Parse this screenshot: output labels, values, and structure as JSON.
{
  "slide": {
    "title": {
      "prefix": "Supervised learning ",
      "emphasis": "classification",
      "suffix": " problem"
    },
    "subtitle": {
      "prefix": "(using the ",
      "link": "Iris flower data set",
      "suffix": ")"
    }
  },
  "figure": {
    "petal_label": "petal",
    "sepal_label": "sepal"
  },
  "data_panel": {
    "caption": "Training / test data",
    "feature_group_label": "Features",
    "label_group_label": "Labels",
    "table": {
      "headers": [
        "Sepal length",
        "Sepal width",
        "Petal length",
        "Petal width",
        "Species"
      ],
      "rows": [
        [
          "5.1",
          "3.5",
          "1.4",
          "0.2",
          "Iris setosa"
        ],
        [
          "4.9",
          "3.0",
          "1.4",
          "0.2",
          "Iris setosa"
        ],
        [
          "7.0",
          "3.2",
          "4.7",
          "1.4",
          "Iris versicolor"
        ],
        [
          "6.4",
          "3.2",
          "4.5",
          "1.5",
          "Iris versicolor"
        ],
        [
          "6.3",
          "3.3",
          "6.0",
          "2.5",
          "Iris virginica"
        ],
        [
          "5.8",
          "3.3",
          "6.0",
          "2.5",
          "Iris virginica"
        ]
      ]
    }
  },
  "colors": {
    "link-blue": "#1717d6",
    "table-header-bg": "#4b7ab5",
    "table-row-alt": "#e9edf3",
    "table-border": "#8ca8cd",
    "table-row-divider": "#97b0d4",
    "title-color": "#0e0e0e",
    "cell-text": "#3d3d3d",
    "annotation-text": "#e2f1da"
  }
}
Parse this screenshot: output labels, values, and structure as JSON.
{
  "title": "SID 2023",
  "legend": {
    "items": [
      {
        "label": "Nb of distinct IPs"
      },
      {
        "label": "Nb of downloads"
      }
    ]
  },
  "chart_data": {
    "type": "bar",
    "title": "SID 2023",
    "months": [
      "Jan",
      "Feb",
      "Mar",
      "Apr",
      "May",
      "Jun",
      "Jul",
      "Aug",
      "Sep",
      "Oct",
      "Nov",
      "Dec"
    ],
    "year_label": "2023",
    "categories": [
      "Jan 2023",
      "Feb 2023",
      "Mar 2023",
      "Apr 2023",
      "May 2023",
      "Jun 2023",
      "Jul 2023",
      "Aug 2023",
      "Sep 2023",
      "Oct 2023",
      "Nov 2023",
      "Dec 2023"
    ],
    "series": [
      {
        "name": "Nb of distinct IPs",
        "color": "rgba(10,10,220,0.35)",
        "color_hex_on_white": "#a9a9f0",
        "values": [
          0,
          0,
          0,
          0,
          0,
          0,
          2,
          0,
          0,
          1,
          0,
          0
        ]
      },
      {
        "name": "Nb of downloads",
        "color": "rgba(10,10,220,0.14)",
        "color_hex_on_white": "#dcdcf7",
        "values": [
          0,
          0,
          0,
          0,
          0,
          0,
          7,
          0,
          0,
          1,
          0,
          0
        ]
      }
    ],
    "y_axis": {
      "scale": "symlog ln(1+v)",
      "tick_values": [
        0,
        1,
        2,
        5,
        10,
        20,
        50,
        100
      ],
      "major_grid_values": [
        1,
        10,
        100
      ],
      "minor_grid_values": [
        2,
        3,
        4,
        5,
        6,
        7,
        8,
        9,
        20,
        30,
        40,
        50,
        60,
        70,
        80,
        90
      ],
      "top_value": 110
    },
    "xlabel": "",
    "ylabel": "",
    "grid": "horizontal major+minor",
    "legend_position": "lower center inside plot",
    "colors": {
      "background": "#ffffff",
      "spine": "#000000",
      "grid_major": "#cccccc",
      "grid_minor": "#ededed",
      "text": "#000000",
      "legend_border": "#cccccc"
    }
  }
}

---------------

● What the task requires
State the number of lines in this listing that contain the string "rgba", and add nothing else.

● Response to the task
2